> [Requirements]: Transcribe all of the material below word for word and leave out its pictures.

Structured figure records

+++

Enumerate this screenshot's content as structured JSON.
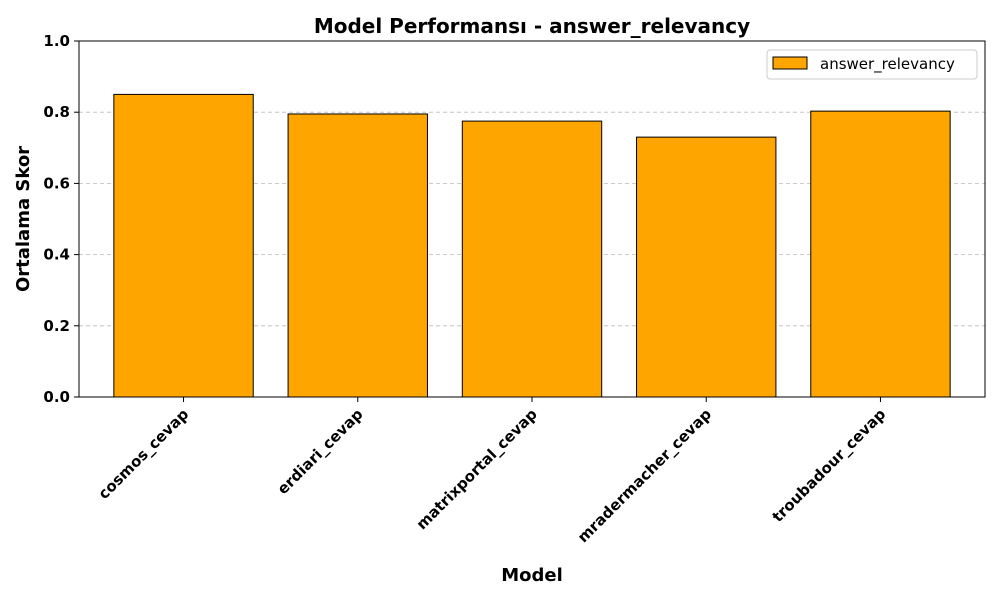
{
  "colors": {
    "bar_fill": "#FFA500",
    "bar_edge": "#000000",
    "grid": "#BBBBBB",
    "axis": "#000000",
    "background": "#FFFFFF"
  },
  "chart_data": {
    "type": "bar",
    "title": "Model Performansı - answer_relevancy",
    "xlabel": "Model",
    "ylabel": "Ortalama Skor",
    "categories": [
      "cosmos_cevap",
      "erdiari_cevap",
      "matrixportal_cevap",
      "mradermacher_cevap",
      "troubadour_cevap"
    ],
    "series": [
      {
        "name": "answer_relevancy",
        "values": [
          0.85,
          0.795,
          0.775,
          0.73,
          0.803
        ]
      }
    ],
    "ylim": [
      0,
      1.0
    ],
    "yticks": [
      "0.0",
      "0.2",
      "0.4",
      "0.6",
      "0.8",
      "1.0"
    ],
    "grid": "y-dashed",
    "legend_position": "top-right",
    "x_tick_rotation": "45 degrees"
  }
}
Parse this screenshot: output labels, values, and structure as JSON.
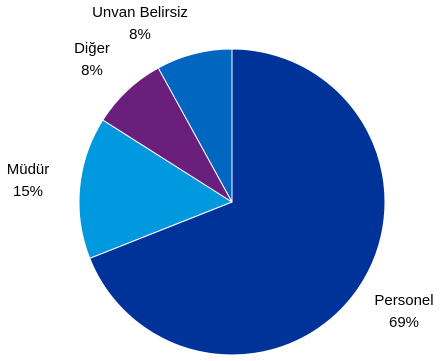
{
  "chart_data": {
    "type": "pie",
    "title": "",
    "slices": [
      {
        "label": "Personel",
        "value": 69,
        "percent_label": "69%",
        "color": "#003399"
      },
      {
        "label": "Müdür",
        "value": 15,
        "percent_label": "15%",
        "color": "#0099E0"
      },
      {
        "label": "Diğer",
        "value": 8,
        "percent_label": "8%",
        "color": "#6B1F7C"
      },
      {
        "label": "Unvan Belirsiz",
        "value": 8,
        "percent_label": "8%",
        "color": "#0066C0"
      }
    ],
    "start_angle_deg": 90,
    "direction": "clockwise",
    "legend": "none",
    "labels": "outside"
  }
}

+++

> [Response to the task]:
Enumerate this screenshot's content as structured JSON.
{
  "colors": {
    "bar_fill": "#FFA500",
    "bar_edge": "#000000",
    "grid": "#BBBBBB",
    "axis": "#000000",
    "background": "#FFFFFF"
  },
  "chart_data": {
    "type": "bar",
    "title": "Model Performansı - answer_relevancy",
    "xlabel": "Model",
    "ylabel": "Ortalama Skor",
    "categories": [
      "cosmos_cevap",
      "erdiari_cevap",
      "matrixportal_cevap",
      "mradermacher_cevap",
      "troubadour_cevap"
    ],
    "series": [
      {
        "name": "answer_relevancy",
        "values": [
          0.85,
          0.795,
          0.775,
          0.73,
          0.803
        ]
      }
    ],
    "ylim": [
      0,
      1.0
    ],
    "yticks": [
      "0.0",
      "0.2",
      "0.4",
      "0.6",
      "0.8",
      "1.0"
    ],
    "grid": "y-dashed",
    "legend_position": "top-right",
    "x_tick_rotation": "45 degrees"
  }
}
Parse this screenshot: output labels, values, and structure as JSON.
{
  "chart_data": {
    "type": "pie",
    "title": "",
    "slices": [
      {
        "label": "Personel",
        "value": 69,
        "percent_label": "69%",
        "color": "#003399"
      },
      {
        "label": "Müdür",
        "value": 15,
        "percent_label": "15%",
        "color": "#0099E0"
      },
      {
        "label": "Diğer",
        "value": 8,
        "percent_label": "8%",
        "color": "#6B1F7C"
      },
      {
        "label": "Unvan Belirsiz",
        "value": 8,
        "percent_label": "8%",
        "color": "#0066C0"
      }
    ],
    "start_angle_deg": 90,
    "direction": "clockwise",
    "legend": "none",
    "labels": "outside"
  }
}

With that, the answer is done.